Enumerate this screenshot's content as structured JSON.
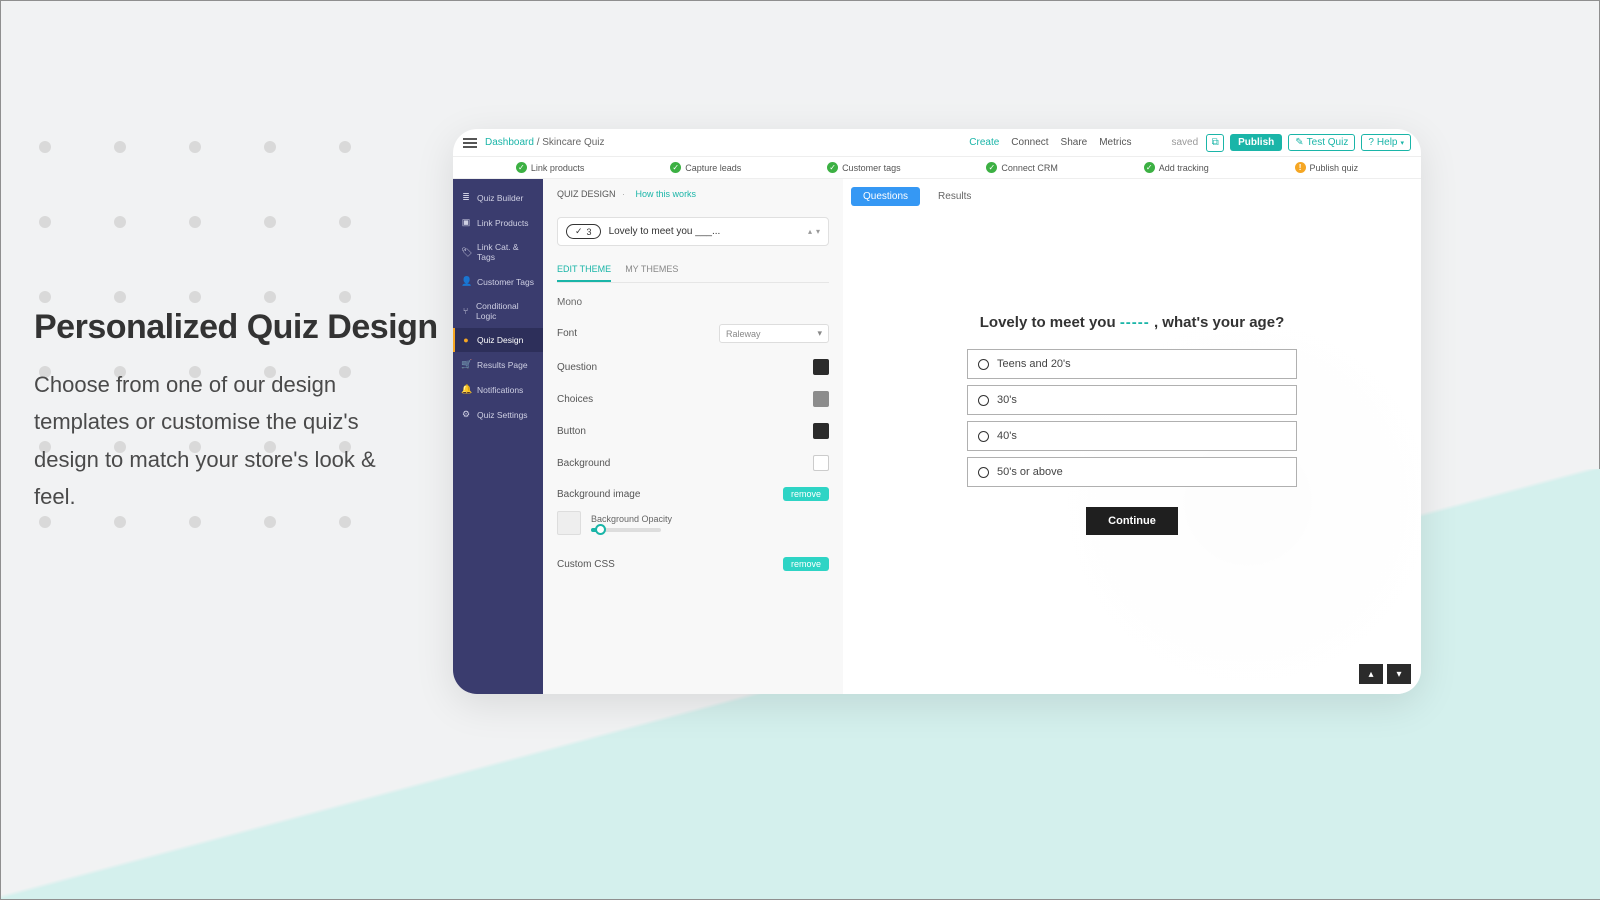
{
  "feature": {
    "title": "Personalized Quiz Design",
    "desc": "Choose from one of our design templates or customise the quiz's design to match your store's look & feel."
  },
  "topbar": {
    "breadcrumb_root": "Dashboard",
    "breadcrumb_sep": "/",
    "breadcrumb_leaf": "Skincare Quiz",
    "tabs": {
      "create": "Create",
      "connect": "Connect",
      "share": "Share",
      "metrics": "Metrics"
    },
    "saved": "saved",
    "publish": "Publish",
    "test_quiz": "Test Quiz",
    "help": "Help"
  },
  "steps": {
    "s1": "Link products",
    "s2": "Capture leads",
    "s3": "Customer tags",
    "s4": "Connect CRM",
    "s5": "Add tracking",
    "s6": "Publish quiz"
  },
  "sidebar": {
    "quiz_builder": "Quiz Builder",
    "link_products": "Link Products",
    "link_cat": "Link Cat. & Tags",
    "customer_tags": "Customer Tags",
    "conditional": "Conditional Logic",
    "quiz_design": "Quiz Design",
    "results": "Results Page",
    "notifications": "Notifications",
    "settings": "Quiz Settings"
  },
  "editor": {
    "title": "QUIZ DESIGN",
    "sep": "·",
    "how": "How this works",
    "q_num": "3",
    "q_text": "Lovely to meet you ___...",
    "tab_edit": "EDIT THEME",
    "tab_my": "MY THEMES",
    "mono": "Mono",
    "font_label": "Font",
    "font_value": "Raleway",
    "question_label": "Question",
    "choices_label": "Choices",
    "button_label": "Button",
    "background_label": "Background",
    "bgimg_label": "Background image",
    "opacity_label": "Background Opacity",
    "custom_css": "Custom CSS",
    "remove": "remove"
  },
  "preview": {
    "tab_questions": "Questions",
    "tab_results": "Results",
    "q_pre": "Lovely to meet you ",
    "q_blank": "-----",
    "q_post": " , what's your age?",
    "opt1": "Teens and 20's",
    "opt2": "30's",
    "opt3": "40's",
    "opt4": "50's or above",
    "continue": "Continue"
  }
}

▸ **Aim**:
Each entry shown above must be quoted exactly, with its pictures left out.

▸ **Output for this exercise**:
Enumerate this screenshot's content as structured JSON.
{
  "feature": {
    "title": "Personalized Quiz Design",
    "desc": "Choose from one of our design templates or customise the quiz's design to match your store's look & feel."
  },
  "topbar": {
    "breadcrumb_root": "Dashboard",
    "breadcrumb_sep": "/",
    "breadcrumb_leaf": "Skincare Quiz",
    "tabs": {
      "create": "Create",
      "connect": "Connect",
      "share": "Share",
      "metrics": "Metrics"
    },
    "saved": "saved",
    "publish": "Publish",
    "test_quiz": "Test Quiz",
    "help": "Help"
  },
  "steps": {
    "s1": "Link products",
    "s2": "Capture leads",
    "s3": "Customer tags",
    "s4": "Connect CRM",
    "s5": "Add tracking",
    "s6": "Publish quiz"
  },
  "sidebar": {
    "quiz_builder": "Quiz Builder",
    "link_products": "Link Products",
    "link_cat": "Link Cat. & Tags",
    "customer_tags": "Customer Tags",
    "conditional": "Conditional Logic",
    "quiz_design": "Quiz Design",
    "results": "Results Page",
    "notifications": "Notifications",
    "settings": "Quiz Settings"
  },
  "editor": {
    "title": "QUIZ DESIGN",
    "sep": "·",
    "how": "How this works",
    "q_num": "3",
    "q_text": "Lovely to meet you ___...",
    "tab_edit": "EDIT THEME",
    "tab_my": "MY THEMES",
    "mono": "Mono",
    "font_label": "Font",
    "font_value": "Raleway",
    "question_label": "Question",
    "choices_label": "Choices",
    "button_label": "Button",
    "background_label": "Background",
    "bgimg_label": "Background image",
    "opacity_label": "Background Opacity",
    "custom_css": "Custom CSS",
    "remove": "remove"
  },
  "preview": {
    "tab_questions": "Questions",
    "tab_results": "Results",
    "q_pre": "Lovely to meet you ",
    "q_blank": "-----",
    "q_post": " , what's your age?",
    "opt1": "Teens and 20's",
    "opt2": "30's",
    "opt3": "40's",
    "opt4": "50's or above",
    "continue": "Continue"
  }
}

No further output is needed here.